STORED ROWS:
····················
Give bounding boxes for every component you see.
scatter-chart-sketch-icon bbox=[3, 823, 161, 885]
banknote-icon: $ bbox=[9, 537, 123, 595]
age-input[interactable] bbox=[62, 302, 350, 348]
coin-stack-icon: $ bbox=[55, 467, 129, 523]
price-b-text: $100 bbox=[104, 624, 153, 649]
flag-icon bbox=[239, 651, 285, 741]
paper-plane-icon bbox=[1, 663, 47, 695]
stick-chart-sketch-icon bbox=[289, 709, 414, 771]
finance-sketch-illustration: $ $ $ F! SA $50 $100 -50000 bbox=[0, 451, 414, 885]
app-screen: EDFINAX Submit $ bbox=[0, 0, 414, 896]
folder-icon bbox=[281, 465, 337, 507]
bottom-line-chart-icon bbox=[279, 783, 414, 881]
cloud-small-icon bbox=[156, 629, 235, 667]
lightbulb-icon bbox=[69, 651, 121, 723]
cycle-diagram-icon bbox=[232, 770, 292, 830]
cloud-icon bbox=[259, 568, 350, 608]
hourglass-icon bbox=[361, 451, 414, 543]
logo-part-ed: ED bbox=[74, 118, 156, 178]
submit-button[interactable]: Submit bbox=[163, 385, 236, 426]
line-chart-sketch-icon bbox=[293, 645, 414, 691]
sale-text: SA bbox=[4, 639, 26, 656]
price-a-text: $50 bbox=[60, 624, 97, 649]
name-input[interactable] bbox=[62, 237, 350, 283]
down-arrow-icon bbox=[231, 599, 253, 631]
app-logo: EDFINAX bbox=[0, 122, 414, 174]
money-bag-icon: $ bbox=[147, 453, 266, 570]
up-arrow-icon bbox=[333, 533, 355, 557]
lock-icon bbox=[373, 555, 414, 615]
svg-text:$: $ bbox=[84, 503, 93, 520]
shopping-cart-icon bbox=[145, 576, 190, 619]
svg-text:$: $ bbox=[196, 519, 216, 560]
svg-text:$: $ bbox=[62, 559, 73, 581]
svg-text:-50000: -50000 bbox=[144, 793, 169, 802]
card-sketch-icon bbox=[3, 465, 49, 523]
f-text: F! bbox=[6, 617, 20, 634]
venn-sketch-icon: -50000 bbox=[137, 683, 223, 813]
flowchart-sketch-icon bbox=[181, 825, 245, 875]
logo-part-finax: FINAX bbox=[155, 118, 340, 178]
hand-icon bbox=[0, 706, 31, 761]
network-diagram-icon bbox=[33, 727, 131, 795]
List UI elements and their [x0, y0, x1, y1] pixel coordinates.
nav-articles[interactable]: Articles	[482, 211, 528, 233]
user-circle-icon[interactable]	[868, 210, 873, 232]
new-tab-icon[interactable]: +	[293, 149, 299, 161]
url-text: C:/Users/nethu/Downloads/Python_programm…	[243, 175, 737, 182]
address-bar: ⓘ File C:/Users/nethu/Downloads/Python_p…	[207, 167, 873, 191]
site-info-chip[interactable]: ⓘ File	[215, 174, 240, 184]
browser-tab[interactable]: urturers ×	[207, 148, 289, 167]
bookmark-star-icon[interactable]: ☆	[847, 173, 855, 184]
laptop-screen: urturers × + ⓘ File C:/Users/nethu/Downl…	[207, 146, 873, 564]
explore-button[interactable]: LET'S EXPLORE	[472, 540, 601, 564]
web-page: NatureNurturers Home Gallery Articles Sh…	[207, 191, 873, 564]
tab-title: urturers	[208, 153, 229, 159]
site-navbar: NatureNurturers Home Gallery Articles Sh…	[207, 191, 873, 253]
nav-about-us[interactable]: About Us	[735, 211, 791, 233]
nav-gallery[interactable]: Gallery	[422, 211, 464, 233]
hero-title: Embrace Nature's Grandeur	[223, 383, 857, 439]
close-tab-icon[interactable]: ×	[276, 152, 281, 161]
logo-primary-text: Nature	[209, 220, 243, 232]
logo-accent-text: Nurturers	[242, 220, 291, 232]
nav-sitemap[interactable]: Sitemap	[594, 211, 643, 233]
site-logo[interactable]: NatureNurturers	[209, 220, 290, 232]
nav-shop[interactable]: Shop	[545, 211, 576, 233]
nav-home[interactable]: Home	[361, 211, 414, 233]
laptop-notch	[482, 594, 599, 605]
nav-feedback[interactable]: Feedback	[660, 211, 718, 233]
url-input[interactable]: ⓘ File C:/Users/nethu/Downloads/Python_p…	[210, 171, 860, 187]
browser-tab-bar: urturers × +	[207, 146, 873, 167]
····················
WORK TO DO:
Update all of the lines above by replacing each "interactable" with "clickable" and leaving everything else unchanged.

TASK RESULT:
Give bounding boxes for every component you see.
scatter-chart-sketch-icon bbox=[3, 823, 161, 885]
banknote-icon: $ bbox=[9, 537, 123, 595]
age-input[clickable] bbox=[62, 302, 350, 348]
coin-stack-icon: $ bbox=[55, 467, 129, 523]
price-b-text: $100 bbox=[104, 624, 153, 649]
flag-icon bbox=[239, 651, 285, 741]
paper-plane-icon bbox=[1, 663, 47, 695]
stick-chart-sketch-icon bbox=[289, 709, 414, 771]
finance-sketch-illustration: $ $ $ F! SA $50 $100 -50000 bbox=[0, 451, 414, 885]
app-screen: EDFINAX Submit $ bbox=[0, 0, 414, 896]
folder-icon bbox=[281, 465, 337, 507]
bottom-line-chart-icon bbox=[279, 783, 414, 881]
cloud-small-icon bbox=[156, 629, 235, 667]
lightbulb-icon bbox=[69, 651, 121, 723]
cycle-diagram-icon bbox=[232, 770, 292, 830]
cloud-icon bbox=[259, 568, 350, 608]
hourglass-icon bbox=[361, 451, 414, 543]
logo-part-ed: ED bbox=[74, 118, 156, 178]
submit-button[clickable]: Submit bbox=[163, 385, 236, 426]
line-chart-sketch-icon bbox=[293, 645, 414, 691]
sale-text: SA bbox=[4, 639, 26, 656]
price-a-text: $50 bbox=[60, 624, 97, 649]
name-input[clickable] bbox=[62, 237, 350, 283]
down-arrow-icon bbox=[231, 599, 253, 631]
app-logo: EDFINAX bbox=[0, 122, 414, 174]
money-bag-icon: $ bbox=[147, 453, 266, 570]
up-arrow-icon bbox=[333, 533, 355, 557]
lock-icon bbox=[373, 555, 414, 615]
svg-text:$: $ bbox=[84, 503, 93, 520]
shopping-cart-icon bbox=[145, 576, 190, 619]
svg-text:$: $ bbox=[196, 519, 216, 560]
svg-text:$: $ bbox=[62, 559, 73, 581]
svg-text:-50000: -50000 bbox=[144, 793, 169, 802]
card-sketch-icon bbox=[3, 465, 49, 523]
f-text: F! bbox=[6, 617, 20, 634]
venn-sketch-icon: -50000 bbox=[137, 683, 223, 813]
flowchart-sketch-icon bbox=[181, 825, 245, 875]
logo-part-finax: FINAX bbox=[155, 118, 340, 178]
hand-icon bbox=[0, 706, 31, 761]
network-diagram-icon bbox=[33, 727, 131, 795]
List UI elements and their [x0, y0, x1, y1] pixel coordinates.
nav-articles[clickable]: Articles	[482, 211, 528, 233]
user-circle-icon[clickable]	[868, 210, 873, 232]
new-tab-icon[clickable]: +	[293, 149, 299, 161]
url-text: C:/Users/nethu/Downloads/Python_programm…	[243, 175, 737, 182]
address-bar: ⓘ File C:/Users/nethu/Downloads/Python_p…	[207, 167, 873, 191]
site-info-chip[clickable]: ⓘ File	[215, 174, 240, 184]
browser-tab[clickable]: urturers ×	[207, 148, 289, 167]
bookmark-star-icon[clickable]: ☆	[847, 173, 855, 184]
laptop-screen: urturers × + ⓘ File C:/Users/nethu/Downl…	[207, 146, 873, 564]
explore-button[clickable]: LET'S EXPLORE	[472, 540, 601, 564]
web-page: NatureNurturers Home Gallery Articles Sh…	[207, 191, 873, 564]
tab-title: urturers	[208, 153, 229, 159]
site-navbar: NatureNurturers Home Gallery Articles Sh…	[207, 191, 873, 253]
nav-about-us[clickable]: About Us	[735, 211, 791, 233]
nav-gallery[clickable]: Gallery	[422, 211, 464, 233]
hero-title: Embrace Nature's Grandeur	[223, 383, 857, 439]
close-tab-icon[clickable]: ×	[276, 152, 281, 161]
logo-primary-text: Nature	[209, 220, 243, 232]
logo-accent-text: Nurturers	[242, 220, 291, 232]
nav-sitemap[clickable]: Sitemap	[594, 211, 643, 233]
site-logo[clickable]: NatureNurturers	[209, 220, 290, 232]
nav-shop[clickable]: Shop	[545, 211, 576, 233]
nav-home[clickable]: Home	[361, 211, 414, 233]
laptop-notch	[482, 594, 599, 605]
nav-feedback[clickable]: Feedback	[660, 211, 718, 233]
url-input[clickable]: ⓘ File C:/Users/nethu/Downloads/Python_p…	[210, 171, 860, 187]
browser-tab-bar: urturers × +	[207, 146, 873, 167]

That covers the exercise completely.